*DOCUMENT EXTRACT:*

--- BEGIN ---

Archive for December, 2008

Hawaiian Telcom's Burn Rate

Saturday, December 6th, 2008

A retired Hawaiian Telcom employee called me the other day to ask if I knew how long the local phone company’s bankruptcy will last.

That’s a good question. After all, it looks like it’s going to be a complicated reorganization in which the company has to slug it out with its big creditors, namely its bondholders.

The case also will require regulatory oversight by the state Public Utilities Commission, which can draw out the bankruptcy.

Here’s my best guesstimate: About a year. A year-and-a-half at the most.

The company has cash -- about $75 million -- to pay its expenses and the various bankruptcy fees, which can add up during a complicated reorganization like this.

It’s always a good sign when a company seek bankruptcy has a lot of cash. During its 2003 bankruptcy, Hawaiian Airlines went in with a lot of cash and emerged as a stronger, more efficient company.

--- END ---

*WHAT TO DO:*
[A] State whether each statement agrees with the post on Hawaiian Telcom's bankruptcy, answering yes or no and quoting the deciding words: (i) The writer estimates the bankruptcy will last about a year, and a year and a half at most. (ii) The company has roughly $75 million in cash. (iii) Hawaiian Airlines came out of its 2003 bankruptcy as a weaker company.
[B] Reproduce word for word the portion of the Hawaiian Telcom post from "The case also" to "at the most.".
The items that come next are drawn from a separate source.

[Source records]
--- BEGIN ---

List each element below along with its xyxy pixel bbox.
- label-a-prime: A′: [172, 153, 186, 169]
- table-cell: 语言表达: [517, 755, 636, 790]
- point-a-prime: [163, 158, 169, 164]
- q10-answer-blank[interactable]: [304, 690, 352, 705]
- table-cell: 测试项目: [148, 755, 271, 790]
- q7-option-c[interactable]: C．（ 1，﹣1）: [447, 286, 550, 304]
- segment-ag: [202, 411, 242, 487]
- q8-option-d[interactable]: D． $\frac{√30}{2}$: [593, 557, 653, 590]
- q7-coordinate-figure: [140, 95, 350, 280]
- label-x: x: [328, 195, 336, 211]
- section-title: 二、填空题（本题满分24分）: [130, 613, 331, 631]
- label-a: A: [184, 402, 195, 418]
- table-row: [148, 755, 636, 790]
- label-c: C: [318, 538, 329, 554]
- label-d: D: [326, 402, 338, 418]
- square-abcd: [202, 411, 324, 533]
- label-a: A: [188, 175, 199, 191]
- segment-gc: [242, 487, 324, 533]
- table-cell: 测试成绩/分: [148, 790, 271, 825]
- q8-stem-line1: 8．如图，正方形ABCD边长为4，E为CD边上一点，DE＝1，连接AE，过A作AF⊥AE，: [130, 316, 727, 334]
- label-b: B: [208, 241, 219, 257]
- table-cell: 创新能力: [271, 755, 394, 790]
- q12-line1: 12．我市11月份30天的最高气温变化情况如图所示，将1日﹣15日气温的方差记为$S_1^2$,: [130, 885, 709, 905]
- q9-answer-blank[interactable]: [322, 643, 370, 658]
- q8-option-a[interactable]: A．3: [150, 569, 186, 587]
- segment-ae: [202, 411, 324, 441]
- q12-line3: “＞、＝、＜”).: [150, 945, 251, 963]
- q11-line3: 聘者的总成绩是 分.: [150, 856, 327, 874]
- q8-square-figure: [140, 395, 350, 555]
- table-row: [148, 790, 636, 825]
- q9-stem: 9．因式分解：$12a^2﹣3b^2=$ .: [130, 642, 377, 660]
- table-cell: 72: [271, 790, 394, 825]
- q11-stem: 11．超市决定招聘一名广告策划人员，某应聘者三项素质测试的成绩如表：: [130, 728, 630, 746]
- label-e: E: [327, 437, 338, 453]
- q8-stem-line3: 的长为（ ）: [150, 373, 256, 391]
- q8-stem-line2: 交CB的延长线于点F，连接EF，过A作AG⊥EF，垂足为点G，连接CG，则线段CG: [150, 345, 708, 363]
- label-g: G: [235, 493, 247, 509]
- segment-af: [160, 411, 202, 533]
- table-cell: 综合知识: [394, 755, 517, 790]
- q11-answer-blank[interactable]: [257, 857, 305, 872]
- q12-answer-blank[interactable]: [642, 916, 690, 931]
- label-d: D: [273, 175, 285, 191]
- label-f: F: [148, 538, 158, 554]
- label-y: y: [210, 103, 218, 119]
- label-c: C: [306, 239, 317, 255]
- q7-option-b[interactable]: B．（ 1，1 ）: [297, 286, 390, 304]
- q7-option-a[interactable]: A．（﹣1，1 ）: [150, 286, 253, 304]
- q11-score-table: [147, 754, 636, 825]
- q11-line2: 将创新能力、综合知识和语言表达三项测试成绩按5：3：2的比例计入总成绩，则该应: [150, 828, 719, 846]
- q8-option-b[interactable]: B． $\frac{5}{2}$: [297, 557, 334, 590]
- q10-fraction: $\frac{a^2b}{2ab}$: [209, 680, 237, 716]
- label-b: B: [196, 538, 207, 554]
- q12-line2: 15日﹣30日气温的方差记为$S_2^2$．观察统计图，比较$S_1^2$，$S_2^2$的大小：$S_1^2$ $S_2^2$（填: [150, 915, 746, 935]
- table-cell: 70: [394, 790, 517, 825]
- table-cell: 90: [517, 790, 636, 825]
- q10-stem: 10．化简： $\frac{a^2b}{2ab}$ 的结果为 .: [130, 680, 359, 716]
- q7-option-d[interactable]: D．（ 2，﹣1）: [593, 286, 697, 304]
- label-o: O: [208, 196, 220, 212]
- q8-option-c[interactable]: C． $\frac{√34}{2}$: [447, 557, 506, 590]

--- END ---

*ANSWERS PROVIDED:*
[A]
(i) Yes: "About a year. A year-and-a-half at the most."
(ii) Yes: "The company has cash -- about $75 million"
(iii) No: "emerged as a stronger, more efficient company."

[B]
The case also will require regulatory oversight by the state Public Utilities Commission, which can draw out the bankruptcy.

Here’s my best guesstimate: About a year. A year-and-a-half at the most.